+++ Extracted entries

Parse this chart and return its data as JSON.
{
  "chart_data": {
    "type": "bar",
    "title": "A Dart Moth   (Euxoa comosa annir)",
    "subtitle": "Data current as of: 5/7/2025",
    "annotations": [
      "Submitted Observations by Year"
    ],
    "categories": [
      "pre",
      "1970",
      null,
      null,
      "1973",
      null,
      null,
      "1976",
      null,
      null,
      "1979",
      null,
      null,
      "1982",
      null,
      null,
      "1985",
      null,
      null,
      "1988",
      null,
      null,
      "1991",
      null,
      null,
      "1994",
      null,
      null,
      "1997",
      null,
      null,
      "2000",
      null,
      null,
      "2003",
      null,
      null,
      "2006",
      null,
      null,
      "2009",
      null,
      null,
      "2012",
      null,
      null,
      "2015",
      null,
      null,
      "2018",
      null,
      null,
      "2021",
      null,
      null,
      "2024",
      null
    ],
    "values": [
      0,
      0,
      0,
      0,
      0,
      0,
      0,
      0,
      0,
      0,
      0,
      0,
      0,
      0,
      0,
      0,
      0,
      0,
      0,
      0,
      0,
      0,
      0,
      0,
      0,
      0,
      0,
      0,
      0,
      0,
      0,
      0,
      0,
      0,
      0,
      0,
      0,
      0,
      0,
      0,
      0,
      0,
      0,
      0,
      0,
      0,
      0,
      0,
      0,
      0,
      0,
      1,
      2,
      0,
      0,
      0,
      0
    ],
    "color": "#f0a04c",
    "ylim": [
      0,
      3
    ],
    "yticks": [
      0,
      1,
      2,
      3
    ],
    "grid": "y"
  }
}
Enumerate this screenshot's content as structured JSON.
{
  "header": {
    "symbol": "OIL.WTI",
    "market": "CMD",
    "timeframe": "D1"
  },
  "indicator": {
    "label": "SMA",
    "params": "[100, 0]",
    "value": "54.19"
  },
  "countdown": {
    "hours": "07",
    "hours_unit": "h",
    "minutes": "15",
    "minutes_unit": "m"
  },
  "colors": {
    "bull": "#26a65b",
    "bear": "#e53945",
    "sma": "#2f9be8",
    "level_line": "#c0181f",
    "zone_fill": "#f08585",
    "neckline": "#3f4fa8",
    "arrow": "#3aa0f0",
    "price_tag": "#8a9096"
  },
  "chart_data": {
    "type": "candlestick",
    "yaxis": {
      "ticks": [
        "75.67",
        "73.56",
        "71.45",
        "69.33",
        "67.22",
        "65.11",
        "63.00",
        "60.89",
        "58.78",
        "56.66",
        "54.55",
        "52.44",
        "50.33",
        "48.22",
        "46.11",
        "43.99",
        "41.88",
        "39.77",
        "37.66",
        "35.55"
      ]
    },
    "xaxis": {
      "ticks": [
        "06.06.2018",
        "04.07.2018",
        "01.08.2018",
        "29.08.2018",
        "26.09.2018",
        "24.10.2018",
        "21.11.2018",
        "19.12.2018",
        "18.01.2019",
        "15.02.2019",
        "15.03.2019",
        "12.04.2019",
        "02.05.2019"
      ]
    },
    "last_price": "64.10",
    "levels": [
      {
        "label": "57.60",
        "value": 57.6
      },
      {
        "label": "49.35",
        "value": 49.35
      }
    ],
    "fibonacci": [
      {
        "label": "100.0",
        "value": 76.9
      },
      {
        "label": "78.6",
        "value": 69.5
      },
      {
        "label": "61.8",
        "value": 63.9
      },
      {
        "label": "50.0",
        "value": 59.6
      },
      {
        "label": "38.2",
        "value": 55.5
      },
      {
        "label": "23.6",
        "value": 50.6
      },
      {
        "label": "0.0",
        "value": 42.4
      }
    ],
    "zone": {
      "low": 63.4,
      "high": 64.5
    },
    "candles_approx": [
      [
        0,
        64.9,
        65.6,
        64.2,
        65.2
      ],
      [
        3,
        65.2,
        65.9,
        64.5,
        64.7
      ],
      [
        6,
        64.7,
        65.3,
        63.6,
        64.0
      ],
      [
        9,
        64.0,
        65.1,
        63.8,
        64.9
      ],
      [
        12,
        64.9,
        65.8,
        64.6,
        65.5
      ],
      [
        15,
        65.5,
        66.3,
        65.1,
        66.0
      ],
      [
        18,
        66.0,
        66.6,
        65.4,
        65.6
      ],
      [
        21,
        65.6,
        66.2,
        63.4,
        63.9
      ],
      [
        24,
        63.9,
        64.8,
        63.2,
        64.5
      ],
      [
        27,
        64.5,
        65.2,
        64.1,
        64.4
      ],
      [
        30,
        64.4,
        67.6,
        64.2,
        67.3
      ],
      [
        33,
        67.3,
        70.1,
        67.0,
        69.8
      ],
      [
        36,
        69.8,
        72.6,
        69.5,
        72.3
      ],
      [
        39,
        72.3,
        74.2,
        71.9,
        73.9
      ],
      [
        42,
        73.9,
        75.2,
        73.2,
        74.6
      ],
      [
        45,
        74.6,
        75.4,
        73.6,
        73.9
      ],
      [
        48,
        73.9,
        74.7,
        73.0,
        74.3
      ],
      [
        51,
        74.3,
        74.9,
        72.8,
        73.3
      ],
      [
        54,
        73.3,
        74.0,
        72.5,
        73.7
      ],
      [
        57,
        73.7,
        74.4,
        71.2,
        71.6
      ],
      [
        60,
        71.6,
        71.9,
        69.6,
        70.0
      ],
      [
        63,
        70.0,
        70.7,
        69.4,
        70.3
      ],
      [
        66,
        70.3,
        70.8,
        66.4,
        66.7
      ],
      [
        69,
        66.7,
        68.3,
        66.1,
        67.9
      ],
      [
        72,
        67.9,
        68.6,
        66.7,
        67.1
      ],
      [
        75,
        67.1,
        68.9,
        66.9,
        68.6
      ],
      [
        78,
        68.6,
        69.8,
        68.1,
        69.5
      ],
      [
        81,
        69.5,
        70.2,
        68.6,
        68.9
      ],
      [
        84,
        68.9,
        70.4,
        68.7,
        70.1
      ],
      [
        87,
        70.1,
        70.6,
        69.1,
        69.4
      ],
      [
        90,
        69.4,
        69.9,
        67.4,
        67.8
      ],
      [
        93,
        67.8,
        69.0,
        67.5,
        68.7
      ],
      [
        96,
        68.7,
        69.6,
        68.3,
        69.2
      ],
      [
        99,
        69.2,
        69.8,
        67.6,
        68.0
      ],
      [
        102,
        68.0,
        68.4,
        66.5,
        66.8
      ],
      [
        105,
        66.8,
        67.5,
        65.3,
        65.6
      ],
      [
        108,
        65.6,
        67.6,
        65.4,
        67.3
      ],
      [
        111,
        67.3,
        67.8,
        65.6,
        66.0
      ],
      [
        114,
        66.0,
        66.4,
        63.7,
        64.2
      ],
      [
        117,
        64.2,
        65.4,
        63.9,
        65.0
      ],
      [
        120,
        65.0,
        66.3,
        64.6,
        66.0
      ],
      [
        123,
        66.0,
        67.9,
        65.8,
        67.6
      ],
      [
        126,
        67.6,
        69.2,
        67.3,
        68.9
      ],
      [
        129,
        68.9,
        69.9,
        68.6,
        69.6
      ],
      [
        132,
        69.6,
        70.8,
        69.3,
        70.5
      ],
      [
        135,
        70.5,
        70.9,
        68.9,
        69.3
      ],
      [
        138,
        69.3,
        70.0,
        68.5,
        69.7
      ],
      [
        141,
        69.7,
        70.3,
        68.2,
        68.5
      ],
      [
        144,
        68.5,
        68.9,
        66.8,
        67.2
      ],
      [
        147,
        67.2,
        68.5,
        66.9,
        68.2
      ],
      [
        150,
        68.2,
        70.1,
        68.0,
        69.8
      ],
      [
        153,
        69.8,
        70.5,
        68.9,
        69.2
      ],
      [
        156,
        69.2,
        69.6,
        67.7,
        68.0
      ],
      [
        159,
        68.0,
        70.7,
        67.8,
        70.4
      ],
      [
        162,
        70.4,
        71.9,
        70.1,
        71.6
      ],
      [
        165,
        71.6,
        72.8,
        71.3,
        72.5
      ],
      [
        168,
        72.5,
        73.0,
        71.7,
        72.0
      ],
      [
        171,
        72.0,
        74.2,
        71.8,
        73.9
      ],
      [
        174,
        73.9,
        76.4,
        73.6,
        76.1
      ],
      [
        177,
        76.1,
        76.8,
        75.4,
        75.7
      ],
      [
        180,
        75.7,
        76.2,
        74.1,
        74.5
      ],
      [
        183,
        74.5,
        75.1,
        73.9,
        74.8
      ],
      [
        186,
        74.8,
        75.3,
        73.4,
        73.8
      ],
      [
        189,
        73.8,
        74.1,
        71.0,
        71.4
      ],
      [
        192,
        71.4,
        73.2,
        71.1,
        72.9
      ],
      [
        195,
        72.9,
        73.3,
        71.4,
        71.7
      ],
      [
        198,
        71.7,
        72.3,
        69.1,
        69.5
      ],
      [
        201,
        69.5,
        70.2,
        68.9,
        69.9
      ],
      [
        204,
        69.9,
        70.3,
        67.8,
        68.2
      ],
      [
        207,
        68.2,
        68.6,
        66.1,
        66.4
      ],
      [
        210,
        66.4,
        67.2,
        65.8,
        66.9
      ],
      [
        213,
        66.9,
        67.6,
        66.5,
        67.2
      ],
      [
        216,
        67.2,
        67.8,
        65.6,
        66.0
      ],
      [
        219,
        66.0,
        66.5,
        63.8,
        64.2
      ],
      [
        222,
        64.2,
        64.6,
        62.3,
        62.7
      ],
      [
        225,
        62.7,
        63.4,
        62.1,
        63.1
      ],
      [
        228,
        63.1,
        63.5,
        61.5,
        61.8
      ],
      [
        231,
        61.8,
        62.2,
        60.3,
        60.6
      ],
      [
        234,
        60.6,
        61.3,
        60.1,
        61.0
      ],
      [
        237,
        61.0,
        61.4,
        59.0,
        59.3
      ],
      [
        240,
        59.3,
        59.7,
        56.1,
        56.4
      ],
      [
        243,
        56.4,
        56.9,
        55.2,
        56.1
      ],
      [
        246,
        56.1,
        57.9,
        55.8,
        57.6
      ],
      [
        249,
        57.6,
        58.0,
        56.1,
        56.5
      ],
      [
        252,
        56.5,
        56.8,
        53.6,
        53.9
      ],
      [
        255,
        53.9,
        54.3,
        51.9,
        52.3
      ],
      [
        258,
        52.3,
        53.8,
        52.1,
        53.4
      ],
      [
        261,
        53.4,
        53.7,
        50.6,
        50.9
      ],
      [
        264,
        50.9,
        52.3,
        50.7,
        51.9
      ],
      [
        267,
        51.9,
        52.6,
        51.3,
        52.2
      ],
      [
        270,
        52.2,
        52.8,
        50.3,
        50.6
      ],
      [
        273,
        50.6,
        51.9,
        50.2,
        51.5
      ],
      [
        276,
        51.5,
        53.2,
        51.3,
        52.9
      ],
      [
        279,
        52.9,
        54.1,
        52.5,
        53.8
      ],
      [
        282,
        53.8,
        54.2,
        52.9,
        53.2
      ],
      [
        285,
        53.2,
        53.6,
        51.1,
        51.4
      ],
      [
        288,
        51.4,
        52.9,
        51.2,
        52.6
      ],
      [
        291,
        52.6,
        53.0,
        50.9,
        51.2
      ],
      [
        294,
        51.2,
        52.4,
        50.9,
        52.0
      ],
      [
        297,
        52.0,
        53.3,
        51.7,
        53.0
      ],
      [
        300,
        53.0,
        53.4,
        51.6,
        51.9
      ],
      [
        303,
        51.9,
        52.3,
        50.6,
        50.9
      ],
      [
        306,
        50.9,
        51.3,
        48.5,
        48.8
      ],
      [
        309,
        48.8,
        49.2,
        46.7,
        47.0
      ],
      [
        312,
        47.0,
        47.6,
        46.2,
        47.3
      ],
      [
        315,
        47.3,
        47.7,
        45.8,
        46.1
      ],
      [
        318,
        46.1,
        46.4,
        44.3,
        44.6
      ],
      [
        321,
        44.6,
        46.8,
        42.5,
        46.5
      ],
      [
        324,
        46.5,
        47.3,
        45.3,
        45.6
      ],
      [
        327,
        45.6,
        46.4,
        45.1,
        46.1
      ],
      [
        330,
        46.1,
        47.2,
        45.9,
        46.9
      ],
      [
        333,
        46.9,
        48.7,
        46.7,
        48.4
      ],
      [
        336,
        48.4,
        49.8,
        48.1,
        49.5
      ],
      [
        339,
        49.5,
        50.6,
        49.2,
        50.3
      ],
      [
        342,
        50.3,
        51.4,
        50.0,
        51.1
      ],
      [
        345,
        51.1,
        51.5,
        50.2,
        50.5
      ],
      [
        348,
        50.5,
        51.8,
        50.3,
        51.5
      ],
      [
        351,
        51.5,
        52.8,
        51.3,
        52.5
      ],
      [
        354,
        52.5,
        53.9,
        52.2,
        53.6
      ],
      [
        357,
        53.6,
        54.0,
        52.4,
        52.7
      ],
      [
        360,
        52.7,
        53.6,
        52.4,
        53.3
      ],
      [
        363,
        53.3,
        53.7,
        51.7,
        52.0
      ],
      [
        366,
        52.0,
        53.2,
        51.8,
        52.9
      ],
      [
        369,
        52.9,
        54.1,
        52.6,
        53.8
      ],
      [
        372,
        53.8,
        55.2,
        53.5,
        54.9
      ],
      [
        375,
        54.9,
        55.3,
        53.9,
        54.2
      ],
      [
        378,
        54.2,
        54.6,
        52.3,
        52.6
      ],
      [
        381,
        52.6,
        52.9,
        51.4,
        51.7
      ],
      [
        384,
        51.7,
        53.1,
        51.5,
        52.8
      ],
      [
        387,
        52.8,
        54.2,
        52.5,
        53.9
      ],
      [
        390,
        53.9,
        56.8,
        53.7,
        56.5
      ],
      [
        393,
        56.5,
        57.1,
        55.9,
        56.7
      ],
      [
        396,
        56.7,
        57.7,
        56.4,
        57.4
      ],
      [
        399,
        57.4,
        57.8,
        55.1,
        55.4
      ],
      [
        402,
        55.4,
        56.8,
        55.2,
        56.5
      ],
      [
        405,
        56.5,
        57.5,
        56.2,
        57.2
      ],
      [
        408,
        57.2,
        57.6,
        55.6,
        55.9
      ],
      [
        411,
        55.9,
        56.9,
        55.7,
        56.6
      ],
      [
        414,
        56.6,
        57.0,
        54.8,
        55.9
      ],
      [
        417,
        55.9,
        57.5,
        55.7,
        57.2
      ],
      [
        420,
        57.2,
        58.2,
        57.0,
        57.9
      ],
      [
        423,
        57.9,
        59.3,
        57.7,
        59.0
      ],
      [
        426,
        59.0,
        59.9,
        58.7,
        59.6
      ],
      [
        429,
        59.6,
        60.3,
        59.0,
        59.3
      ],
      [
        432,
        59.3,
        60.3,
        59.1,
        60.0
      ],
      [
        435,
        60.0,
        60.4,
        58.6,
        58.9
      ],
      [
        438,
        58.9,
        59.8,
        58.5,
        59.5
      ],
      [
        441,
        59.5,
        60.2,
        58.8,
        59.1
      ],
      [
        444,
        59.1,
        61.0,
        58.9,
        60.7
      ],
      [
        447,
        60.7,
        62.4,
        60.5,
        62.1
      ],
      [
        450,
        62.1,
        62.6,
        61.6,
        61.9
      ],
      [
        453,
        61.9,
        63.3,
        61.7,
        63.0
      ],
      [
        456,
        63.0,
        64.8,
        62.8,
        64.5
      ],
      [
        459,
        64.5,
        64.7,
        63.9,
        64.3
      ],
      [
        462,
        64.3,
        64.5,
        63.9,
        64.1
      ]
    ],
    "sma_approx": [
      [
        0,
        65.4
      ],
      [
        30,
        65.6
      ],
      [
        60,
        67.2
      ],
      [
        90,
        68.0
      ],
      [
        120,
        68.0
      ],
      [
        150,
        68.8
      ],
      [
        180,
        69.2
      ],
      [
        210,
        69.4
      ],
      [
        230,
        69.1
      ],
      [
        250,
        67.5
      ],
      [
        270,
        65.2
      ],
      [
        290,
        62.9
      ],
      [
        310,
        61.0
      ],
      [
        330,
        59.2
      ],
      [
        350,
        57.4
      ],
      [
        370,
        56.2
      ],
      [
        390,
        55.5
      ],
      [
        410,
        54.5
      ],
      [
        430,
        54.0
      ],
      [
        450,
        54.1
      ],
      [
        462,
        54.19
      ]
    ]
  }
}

++++++

§ Requirement
Filter the listing above by the word "label"; copy each line that passes.

§ Solution to the exercise
    "label": "SMA",
        "label": "57.60",
        "label": "49.35",
        "label": "100.0",
        "label": "78.6",
        "label": "61.8",
        "label": "50.0",
        "label": "38.2",
        "label": "23.6",
        "label": "0.0",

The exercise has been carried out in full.